Required work — Give every entry again, word for word.

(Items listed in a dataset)

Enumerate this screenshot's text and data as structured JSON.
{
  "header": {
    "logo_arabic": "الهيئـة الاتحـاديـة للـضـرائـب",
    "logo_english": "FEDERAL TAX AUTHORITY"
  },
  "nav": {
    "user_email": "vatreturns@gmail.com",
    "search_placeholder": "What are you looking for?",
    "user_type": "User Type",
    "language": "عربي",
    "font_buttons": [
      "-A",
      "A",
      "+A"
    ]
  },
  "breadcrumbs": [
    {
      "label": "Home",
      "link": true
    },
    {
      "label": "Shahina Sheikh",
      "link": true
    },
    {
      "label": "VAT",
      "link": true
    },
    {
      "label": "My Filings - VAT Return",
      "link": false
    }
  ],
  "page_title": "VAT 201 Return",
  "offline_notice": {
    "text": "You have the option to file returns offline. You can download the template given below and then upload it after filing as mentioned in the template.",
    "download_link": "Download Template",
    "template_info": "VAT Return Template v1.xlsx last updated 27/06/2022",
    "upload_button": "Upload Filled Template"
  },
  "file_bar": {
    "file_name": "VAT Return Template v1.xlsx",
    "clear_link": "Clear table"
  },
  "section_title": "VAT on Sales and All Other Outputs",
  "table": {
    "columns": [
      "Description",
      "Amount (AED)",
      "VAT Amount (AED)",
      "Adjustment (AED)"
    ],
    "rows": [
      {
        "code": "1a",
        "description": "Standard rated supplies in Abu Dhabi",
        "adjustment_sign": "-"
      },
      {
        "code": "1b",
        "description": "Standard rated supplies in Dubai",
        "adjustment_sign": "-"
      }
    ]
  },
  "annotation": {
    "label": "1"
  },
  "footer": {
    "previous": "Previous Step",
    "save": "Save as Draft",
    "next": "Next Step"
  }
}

Output —
Enumerate this screenshot's text and data as structured JSON.
{
  "header": {
    "logo_arabic": "الهيئـة الاتحـاديـة للـضـرائـب",
    "logo_english": "FEDERAL TAX AUTHORITY"
  },
  "nav": {
    "user_email": "vatreturns@gmail.com",
    "search_placeholder": "What are you looking for?",
    "user_type": "User Type",
    "language": "عربي",
    "font_buttons": [
      "-A",
      "A",
      "+A"
    ]
  },
  "breadcrumbs": [
    {
      "label": "Home",
      "link": true
    },
    {
      "label": "Shahina Sheikh",
      "link": true
    },
    {
      "label": "VAT",
      "link": true
    },
    {
      "label": "My Filings - VAT Return",
      "link": false
    }
  ],
  "page_title": "VAT 201 Return",
  "offline_notice": {
    "text": "You have the option to file returns offline. You can download the template given below and then upload it after filing as mentioned in the template.",
    "download_link": "Download Template",
    "template_info": "VAT Return Template v1.xlsx last updated 27/06/2022",
    "upload_button": "Upload Filled Template"
  },
  "file_bar": {
    "file_name": "VAT Return Template v1.xlsx",
    "clear_link": "Clear table"
  },
  "section_title": "VAT on Sales and All Other Outputs",
  "table": {
    "columns": [
      "Description",
      "Amount (AED)",
      "VAT Amount (AED)",
      "Adjustment (AED)"
    ],
    "rows": [
      {
        "code": "1a",
        "description": "Standard rated supplies in Abu Dhabi",
        "adjustment_sign": "-"
      },
      {
        "code": "1b",
        "description": "Standard rated supplies in Dubai",
        "adjustment_sign": "-"
      }
    ]
  },
  "annotation": {
    "label": "1"
  },
  "footer": {
    "previous": "Previous Step",
    "save": "Save as Draft",
    "next": "Next Step"
  }
}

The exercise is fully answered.